--- Start of Dataset ---
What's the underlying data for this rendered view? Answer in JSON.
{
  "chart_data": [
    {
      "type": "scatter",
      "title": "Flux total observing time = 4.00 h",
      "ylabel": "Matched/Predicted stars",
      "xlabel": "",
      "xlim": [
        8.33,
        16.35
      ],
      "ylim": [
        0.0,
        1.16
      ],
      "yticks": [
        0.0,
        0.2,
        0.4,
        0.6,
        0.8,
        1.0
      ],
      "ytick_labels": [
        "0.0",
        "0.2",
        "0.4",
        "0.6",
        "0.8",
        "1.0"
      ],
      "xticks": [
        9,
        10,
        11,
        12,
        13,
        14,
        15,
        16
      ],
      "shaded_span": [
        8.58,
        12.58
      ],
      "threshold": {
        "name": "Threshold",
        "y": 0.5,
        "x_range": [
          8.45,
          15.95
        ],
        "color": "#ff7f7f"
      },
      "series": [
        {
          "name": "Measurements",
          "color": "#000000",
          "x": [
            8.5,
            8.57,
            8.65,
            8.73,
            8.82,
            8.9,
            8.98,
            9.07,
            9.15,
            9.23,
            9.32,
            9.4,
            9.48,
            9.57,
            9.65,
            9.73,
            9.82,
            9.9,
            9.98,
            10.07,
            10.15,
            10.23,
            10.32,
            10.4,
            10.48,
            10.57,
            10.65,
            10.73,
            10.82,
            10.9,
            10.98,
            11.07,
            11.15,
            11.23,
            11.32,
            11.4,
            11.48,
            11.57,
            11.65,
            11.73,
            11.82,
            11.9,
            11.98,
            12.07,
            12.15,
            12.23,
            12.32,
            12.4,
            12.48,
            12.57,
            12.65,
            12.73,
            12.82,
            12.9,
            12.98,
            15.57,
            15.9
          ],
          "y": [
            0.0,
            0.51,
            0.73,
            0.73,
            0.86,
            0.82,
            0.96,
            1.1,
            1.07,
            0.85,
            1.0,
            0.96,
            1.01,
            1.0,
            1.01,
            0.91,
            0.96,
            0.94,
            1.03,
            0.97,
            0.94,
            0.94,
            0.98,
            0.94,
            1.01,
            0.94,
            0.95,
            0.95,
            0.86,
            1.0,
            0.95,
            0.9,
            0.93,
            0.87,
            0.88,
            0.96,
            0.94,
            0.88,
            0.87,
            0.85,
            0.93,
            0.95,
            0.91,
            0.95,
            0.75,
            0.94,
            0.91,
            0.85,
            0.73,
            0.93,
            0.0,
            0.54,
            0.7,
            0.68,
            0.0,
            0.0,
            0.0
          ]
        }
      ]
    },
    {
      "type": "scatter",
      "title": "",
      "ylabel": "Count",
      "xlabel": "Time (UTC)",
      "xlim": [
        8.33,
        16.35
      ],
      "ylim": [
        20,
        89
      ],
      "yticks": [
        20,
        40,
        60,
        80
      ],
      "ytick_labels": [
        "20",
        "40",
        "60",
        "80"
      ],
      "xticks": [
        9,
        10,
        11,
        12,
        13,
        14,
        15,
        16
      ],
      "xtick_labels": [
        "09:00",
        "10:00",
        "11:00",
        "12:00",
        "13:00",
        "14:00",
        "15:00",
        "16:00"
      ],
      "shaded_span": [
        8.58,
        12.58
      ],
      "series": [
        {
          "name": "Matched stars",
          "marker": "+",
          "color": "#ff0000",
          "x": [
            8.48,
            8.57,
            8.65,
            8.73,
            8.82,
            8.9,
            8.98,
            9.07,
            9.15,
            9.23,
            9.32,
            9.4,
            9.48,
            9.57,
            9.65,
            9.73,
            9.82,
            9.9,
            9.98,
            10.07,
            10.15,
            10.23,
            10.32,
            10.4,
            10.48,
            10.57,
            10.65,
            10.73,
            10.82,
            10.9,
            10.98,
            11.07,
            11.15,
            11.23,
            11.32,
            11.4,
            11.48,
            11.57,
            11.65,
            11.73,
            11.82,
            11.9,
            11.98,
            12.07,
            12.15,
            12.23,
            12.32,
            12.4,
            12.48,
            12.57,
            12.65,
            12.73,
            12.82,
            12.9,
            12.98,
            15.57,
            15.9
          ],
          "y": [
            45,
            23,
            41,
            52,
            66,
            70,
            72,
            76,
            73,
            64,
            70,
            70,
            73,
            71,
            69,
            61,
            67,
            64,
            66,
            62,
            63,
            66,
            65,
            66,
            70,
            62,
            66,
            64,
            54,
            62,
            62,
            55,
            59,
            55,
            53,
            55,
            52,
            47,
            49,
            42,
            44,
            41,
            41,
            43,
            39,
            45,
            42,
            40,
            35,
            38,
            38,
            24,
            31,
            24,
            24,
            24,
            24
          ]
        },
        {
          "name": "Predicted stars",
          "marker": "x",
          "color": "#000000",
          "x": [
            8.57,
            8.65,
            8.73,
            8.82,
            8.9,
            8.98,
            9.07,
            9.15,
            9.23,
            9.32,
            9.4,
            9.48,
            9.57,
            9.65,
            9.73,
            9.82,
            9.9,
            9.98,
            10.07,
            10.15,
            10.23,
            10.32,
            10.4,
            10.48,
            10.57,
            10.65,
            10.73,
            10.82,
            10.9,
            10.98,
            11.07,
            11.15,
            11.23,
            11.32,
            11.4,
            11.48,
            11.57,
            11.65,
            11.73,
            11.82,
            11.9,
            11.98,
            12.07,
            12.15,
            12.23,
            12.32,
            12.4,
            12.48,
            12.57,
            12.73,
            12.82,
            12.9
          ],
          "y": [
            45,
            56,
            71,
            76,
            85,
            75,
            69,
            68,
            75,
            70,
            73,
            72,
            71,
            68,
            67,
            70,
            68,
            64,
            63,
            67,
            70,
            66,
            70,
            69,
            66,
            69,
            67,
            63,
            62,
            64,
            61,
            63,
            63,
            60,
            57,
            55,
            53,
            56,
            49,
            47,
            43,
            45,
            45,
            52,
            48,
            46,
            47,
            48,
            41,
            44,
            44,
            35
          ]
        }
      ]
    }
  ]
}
--- End of Dataset ---
#### The task
Everything in the listing above should be restated exactly.

#### The response
What's the underlying data for this rendered view? Answer in JSON.
{
  "chart_data": [
    {
      "type": "scatter",
      "title": "Flux total observing time = 4.00 h",
      "ylabel": "Matched/Predicted stars",
      "xlabel": "",
      "xlim": [
        8.33,
        16.35
      ],
      "ylim": [
        0.0,
        1.16
      ],
      "yticks": [
        0.0,
        0.2,
        0.4,
        0.6,
        0.8,
        1.0
      ],
      "ytick_labels": [
        "0.0",
        "0.2",
        "0.4",
        "0.6",
        "0.8",
        "1.0"
      ],
      "xticks": [
        9,
        10,
        11,
        12,
        13,
        14,
        15,
        16
      ],
      "shaded_span": [
        8.58,
        12.58
      ],
      "threshold": {
        "name": "Threshold",
        "y": 0.5,
        "x_range": [
          8.45,
          15.95
        ],
        "color": "#ff7f7f"
      },
      "series": [
        {
          "name": "Measurements",
          "color": "#000000",
          "x": [
            8.5,
            8.57,
            8.65,
            8.73,
            8.82,
            8.9,
            8.98,
            9.07,
            9.15,
            9.23,
            9.32,
            9.4,
            9.48,
            9.57,
            9.65,
            9.73,
            9.82,
            9.9,
            9.98,
            10.07,
            10.15,
            10.23,
            10.32,
            10.4,
            10.48,
            10.57,
            10.65,
            10.73,
            10.82,
            10.9,
            10.98,
            11.07,
            11.15,
            11.23,
            11.32,
            11.4,
            11.48,
            11.57,
            11.65,
            11.73,
            11.82,
            11.9,
            11.98,
            12.07,
            12.15,
            12.23,
            12.32,
            12.4,
            12.48,
            12.57,
            12.65,
            12.73,
            12.82,
            12.9,
            12.98,
            15.57,
            15.9
          ],
          "y": [
            0.0,
            0.51,
            0.73,
            0.73,
            0.86,
            0.82,
            0.96,
            1.1,
            1.07,
            0.85,
            1.0,
            0.96,
            1.01,
            1.0,
            1.01,
            0.91,
            0.96,
            0.94,
            1.03,
            0.97,
            0.94,
            0.94,
            0.98,
            0.94,
            1.01,
            0.94,
            0.95,
            0.95,
            0.86,
            1.0,
            0.95,
            0.9,
            0.93,
            0.87,
            0.88,
            0.96,
            0.94,
            0.88,
            0.87,
            0.85,
            0.93,
            0.95,
            0.91,
            0.95,
            0.75,
            0.94,
            0.91,
            0.85,
            0.73,
            0.93,
            0.0,
            0.54,
            0.7,
            0.68,
            0.0,
            0.0,
            0.0
          ]
        }
      ]
    },
    {
      "type": "scatter",
      "title": "",
      "ylabel": "Count",
      "xlabel": "Time (UTC)",
      "xlim": [
        8.33,
        16.35
      ],
      "ylim": [
        20,
        89
      ],
      "yticks": [
        20,
        40,
        60,
        80
      ],
      "ytick_labels": [
        "20",
        "40",
        "60",
        "80"
      ],
      "xticks": [
        9,
        10,
        11,
        12,
        13,
        14,
        15,
        16
      ],
      "xtick_labels": [
        "09:00",
        "10:00",
        "11:00",
        "12:00",
        "13:00",
        "14:00",
        "15:00",
        "16:00"
      ],
      "shaded_span": [
        8.58,
        12.58
      ],
      "series": [
        {
          "name": "Matched stars",
          "marker": "+",
          "color": "#ff0000",
          "x": [
            8.48,
            8.57,
            8.65,
            8.73,
            8.82,
            8.9,
            8.98,
            9.07,
            9.15,
            9.23,
            9.32,
            9.4,
            9.48,
            9.57,
            9.65,
            9.73,
            9.82,
            9.9,
            9.98,
            10.07,
            10.15,
            10.23,
            10.32,
            10.4,
            10.48,
            10.57,
            10.65,
            10.73,
            10.82,
            10.9,
            10.98,
            11.07,
            11.15,
            11.23,
            11.32,
            11.4,
            11.48,
            11.57,
            11.65,
            11.73,
            11.82,
            11.9,
            11.98,
            12.07,
            12.15,
            12.23,
            12.32,
            12.4,
            12.48,
            12.57,
            12.65,
            12.73,
            12.82,
            12.9,
            12.98,
            15.57,
            15.9
          ],
          "y": [
            45,
            23,
            41,
            52,
            66,
            70,
            72,
            76,
            73,
            64,
            70,
            70,
            73,
            71,
            69,
            61,
            67,
            64,
            66,
            62,
            63,
            66,
            65,
            66,
            70,
            62,
            66,
            64,
            54,
            62,
            62,
            55,
            59,
            55,
            53,
            55,
            52,
            47,
            49,
            42,
            44,
            41,
            41,
            43,
            39,
            45,
            42,
            40,
            35,
            38,
            38,
            24,
            31,
            24,
            24,
            24,
            24
          ]
        },
        {
          "name": "Predicted stars",
          "marker": "x",
          "color": "#000000",
          "x": [
            8.57,
            8.65,
            8.73,
            8.82,
            8.9,
            8.98,
            9.07,
            9.15,
            9.23,
            9.32,
            9.4,
            9.48,
            9.57,
            9.65,
            9.73,
            9.82,
            9.9,
            9.98,
            10.07,
            10.15,
            10.23,
            10.32,
            10.4,
            10.48,
            10.57,
            10.65,
            10.73,
            10.82,
            10.9,
            10.98,
            11.07,
            11.15,
            11.23,
            11.32,
            11.4,
            11.48,
            11.57,
            11.65,
            11.73,
            11.82,
            11.9,
            11.98,
            12.07,
            12.15,
            12.23,
            12.32,
            12.4,
            12.48,
            12.57,
            12.73,
            12.82,
            12.9
          ],
          "y": [
            45,
            56,
            71,
            76,
            85,
            75,
            69,
            68,
            75,
            70,
            73,
            72,
            71,
            68,
            67,
            70,
            68,
            64,
            63,
            67,
            70,
            66,
            70,
            69,
            66,
            69,
            67,
            63,
            62,
            64,
            61,
            63,
            63,
            60,
            57,
            55,
            53,
            56,
            49,
            47,
            43,
            45,
            45,
            52,
            48,
            46,
            47,
            48,
            41,
            44,
            44,
            35
          ]
        }
      ]
    }
  ]
}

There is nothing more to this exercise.